Set task
Identify the lines holding "console" and copy them.

Records for this exercise
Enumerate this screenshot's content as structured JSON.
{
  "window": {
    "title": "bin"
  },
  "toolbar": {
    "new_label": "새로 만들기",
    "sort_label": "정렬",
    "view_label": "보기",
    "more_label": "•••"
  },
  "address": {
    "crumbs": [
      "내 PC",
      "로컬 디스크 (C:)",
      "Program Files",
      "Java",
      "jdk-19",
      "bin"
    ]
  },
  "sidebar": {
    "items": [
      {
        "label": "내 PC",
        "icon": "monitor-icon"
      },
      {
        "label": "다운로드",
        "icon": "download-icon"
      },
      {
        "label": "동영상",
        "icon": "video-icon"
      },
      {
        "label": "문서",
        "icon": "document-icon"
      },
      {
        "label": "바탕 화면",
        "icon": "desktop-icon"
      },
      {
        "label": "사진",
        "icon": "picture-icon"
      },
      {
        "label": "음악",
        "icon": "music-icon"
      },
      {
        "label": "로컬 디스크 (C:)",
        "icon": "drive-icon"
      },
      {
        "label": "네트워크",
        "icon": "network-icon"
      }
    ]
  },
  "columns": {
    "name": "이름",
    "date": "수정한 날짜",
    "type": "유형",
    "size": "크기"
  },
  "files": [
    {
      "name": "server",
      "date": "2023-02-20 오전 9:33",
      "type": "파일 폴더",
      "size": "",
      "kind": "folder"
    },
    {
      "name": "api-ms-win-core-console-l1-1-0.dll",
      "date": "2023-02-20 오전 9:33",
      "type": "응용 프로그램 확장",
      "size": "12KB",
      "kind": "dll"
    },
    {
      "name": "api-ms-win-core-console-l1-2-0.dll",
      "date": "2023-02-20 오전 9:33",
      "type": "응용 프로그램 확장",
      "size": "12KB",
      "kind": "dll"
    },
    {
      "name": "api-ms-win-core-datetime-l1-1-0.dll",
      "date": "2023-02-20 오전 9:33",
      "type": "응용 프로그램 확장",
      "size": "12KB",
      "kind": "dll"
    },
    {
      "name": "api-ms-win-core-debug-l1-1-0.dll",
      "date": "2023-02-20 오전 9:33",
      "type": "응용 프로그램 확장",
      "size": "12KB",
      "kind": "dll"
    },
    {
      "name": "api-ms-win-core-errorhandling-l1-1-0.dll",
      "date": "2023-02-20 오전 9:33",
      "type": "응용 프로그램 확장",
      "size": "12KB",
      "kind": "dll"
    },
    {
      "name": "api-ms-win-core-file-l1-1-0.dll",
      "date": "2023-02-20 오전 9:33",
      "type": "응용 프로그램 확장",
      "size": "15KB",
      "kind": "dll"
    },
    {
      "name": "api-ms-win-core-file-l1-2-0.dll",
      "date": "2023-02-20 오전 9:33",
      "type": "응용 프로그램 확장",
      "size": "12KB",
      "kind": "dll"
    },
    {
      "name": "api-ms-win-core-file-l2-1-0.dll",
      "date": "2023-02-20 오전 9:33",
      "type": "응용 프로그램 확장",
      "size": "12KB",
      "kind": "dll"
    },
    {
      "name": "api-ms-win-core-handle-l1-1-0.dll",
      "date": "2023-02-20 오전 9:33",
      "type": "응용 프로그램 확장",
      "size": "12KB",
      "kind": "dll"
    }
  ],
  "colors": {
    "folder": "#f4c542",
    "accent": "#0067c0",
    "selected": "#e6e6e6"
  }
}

Written solution
      "name": "api-ms-win-core-console-l1-1-0.dll",
      "name": "api-ms-win-core-console-l1-2-0.dll",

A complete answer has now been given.